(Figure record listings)
********

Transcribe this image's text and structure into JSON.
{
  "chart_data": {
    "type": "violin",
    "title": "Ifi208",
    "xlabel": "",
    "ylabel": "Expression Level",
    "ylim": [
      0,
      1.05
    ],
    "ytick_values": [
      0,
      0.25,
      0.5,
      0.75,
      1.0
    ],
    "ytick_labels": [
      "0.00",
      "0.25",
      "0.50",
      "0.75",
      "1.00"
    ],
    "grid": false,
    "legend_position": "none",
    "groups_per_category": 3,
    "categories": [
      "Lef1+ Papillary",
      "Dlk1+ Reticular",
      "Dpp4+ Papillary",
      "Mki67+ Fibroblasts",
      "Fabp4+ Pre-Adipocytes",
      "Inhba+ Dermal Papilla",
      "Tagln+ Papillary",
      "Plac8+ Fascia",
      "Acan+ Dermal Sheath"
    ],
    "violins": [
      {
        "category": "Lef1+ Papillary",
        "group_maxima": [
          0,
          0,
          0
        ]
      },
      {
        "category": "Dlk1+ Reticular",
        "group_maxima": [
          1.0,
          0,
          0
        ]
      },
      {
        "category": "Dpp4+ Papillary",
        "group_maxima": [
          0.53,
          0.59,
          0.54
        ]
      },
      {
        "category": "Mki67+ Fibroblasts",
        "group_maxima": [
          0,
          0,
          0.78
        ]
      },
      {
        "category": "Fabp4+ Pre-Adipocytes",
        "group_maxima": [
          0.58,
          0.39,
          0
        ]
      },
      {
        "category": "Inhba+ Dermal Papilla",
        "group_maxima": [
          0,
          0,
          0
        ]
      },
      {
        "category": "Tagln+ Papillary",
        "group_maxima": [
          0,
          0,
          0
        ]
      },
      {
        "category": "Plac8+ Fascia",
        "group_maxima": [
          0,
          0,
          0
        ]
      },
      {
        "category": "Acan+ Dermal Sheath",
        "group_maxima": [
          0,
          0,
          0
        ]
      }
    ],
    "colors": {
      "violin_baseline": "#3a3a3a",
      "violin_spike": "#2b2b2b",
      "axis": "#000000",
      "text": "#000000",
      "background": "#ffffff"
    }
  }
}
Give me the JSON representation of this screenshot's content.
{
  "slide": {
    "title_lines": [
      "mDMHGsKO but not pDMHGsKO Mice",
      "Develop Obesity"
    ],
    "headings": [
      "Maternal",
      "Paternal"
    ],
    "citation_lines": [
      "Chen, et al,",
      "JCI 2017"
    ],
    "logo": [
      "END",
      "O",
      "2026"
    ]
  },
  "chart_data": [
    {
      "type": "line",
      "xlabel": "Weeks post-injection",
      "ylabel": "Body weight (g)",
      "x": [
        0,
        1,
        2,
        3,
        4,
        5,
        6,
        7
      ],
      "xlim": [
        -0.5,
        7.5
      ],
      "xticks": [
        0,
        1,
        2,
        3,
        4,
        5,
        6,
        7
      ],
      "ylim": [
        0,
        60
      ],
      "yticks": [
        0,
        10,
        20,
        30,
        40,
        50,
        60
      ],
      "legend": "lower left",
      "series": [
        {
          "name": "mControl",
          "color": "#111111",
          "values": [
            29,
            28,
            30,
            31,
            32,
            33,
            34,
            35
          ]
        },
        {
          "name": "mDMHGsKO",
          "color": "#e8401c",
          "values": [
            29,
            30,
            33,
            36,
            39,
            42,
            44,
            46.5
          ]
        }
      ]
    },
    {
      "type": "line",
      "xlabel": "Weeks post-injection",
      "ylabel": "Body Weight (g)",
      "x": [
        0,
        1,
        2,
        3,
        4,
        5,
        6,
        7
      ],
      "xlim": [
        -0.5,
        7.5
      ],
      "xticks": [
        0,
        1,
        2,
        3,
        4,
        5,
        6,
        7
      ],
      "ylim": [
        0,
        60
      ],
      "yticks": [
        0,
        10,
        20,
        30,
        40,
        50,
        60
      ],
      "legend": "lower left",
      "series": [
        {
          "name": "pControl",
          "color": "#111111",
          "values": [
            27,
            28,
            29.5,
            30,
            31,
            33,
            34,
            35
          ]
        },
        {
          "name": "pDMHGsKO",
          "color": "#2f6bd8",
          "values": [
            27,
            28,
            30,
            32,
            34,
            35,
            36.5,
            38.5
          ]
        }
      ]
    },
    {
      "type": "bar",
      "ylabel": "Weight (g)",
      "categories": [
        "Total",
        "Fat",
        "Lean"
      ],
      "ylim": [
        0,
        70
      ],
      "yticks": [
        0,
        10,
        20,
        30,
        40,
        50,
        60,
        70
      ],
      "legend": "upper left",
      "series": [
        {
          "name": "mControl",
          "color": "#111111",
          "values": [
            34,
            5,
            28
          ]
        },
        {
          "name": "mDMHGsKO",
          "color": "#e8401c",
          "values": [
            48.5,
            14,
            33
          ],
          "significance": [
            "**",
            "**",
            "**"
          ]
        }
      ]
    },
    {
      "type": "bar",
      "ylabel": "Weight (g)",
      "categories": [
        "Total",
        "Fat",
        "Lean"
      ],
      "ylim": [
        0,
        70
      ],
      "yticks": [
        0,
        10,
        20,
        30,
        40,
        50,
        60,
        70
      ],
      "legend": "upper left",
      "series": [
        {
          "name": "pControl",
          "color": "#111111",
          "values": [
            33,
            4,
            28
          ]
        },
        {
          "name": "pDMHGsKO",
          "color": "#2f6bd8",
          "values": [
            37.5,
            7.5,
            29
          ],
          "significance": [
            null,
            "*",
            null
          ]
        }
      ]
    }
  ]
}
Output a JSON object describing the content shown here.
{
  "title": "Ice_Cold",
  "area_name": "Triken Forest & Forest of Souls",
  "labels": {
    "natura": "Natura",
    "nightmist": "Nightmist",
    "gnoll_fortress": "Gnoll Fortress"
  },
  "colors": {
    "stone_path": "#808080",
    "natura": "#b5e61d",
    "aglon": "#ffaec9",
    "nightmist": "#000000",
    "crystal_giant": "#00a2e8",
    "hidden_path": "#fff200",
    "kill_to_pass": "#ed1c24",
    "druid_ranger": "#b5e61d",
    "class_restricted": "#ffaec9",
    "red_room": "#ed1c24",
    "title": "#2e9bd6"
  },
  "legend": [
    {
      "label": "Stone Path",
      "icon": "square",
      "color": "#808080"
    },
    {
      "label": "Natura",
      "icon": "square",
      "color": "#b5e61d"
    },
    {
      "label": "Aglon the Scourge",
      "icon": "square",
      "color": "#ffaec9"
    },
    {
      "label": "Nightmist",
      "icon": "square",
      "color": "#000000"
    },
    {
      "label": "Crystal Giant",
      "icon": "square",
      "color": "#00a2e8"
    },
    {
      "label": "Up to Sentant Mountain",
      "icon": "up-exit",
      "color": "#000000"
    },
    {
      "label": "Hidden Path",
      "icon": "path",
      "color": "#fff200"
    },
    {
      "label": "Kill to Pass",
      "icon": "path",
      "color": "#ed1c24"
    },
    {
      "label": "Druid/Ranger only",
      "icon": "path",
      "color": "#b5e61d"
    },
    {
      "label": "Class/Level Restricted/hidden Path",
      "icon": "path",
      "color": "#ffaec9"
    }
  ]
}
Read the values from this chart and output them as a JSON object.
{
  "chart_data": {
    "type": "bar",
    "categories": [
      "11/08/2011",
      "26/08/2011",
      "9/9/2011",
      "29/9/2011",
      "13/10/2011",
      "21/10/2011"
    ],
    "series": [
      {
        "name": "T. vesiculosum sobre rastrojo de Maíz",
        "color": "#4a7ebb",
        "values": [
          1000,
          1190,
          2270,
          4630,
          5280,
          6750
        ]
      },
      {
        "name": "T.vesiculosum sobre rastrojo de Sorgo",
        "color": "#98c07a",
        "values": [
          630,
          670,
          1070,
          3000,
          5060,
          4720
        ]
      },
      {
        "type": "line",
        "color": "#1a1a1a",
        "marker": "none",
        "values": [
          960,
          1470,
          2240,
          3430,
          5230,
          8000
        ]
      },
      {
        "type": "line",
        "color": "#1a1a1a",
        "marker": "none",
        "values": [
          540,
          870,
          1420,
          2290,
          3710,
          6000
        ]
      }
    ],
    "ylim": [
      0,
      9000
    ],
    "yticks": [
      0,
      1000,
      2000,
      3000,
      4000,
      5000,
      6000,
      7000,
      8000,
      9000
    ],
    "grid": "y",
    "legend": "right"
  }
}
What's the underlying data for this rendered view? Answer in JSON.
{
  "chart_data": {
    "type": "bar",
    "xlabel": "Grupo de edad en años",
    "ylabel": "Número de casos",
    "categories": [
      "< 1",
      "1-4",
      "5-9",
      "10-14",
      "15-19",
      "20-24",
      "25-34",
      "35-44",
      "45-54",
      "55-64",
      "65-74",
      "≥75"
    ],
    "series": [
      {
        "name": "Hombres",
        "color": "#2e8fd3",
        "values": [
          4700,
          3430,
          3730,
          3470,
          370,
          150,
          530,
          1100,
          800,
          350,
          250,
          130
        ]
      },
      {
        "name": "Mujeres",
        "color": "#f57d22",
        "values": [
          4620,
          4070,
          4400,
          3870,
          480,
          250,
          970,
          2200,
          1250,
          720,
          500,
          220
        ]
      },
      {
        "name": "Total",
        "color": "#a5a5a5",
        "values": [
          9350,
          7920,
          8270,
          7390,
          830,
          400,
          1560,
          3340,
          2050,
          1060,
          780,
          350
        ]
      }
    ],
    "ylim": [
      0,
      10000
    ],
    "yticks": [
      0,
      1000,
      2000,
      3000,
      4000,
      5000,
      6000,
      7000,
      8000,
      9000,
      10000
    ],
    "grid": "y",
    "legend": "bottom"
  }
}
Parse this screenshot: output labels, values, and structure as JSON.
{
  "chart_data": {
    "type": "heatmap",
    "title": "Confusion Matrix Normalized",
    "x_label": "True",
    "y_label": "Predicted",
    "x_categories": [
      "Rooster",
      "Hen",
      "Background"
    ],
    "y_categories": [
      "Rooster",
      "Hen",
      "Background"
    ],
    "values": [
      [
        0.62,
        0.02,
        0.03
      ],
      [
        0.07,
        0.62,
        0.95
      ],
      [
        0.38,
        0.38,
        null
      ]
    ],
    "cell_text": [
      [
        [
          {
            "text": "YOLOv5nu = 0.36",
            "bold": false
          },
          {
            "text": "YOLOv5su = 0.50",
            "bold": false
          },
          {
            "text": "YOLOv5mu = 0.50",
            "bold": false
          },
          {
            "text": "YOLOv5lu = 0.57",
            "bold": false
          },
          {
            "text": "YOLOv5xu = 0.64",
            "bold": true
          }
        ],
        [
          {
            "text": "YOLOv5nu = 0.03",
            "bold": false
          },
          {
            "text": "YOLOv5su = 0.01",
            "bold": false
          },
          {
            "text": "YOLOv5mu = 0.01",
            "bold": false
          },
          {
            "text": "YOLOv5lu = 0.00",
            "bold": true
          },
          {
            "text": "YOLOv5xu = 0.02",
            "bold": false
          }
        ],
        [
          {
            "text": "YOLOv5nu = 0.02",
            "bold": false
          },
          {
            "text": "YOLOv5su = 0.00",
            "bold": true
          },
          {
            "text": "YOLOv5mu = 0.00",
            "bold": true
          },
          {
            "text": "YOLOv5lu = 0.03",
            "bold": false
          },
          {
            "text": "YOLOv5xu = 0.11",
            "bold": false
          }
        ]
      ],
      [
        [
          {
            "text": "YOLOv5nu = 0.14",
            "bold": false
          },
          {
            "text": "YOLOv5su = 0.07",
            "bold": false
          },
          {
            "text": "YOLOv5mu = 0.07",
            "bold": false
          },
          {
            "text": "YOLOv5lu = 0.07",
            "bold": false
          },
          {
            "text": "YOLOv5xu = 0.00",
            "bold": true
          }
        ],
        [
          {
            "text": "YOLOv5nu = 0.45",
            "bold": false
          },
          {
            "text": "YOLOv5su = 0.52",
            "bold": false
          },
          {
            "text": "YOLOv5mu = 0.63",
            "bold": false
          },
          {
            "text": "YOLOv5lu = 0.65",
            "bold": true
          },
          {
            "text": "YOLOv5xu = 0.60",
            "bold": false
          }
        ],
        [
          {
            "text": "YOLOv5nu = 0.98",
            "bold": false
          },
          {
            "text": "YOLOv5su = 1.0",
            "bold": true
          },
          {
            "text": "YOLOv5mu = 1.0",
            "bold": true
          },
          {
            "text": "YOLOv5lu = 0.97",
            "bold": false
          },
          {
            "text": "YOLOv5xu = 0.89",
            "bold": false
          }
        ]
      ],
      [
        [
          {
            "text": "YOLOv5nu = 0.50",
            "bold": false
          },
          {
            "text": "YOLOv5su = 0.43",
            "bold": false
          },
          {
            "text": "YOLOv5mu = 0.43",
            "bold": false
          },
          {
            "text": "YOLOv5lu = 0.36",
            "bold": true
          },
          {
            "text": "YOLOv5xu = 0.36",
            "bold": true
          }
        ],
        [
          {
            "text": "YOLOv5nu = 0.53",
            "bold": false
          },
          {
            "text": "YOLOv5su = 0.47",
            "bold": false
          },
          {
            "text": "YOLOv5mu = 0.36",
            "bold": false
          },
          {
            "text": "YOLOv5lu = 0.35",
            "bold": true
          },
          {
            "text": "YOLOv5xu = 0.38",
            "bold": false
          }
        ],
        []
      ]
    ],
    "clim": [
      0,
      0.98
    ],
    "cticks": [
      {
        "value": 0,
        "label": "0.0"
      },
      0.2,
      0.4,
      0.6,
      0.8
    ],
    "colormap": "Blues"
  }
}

********

## OBJECTIVE
A line counts if it holds the word "Reticular". How many lines of the entries count? Give the number only.

## WRITTEN RESPONSE
2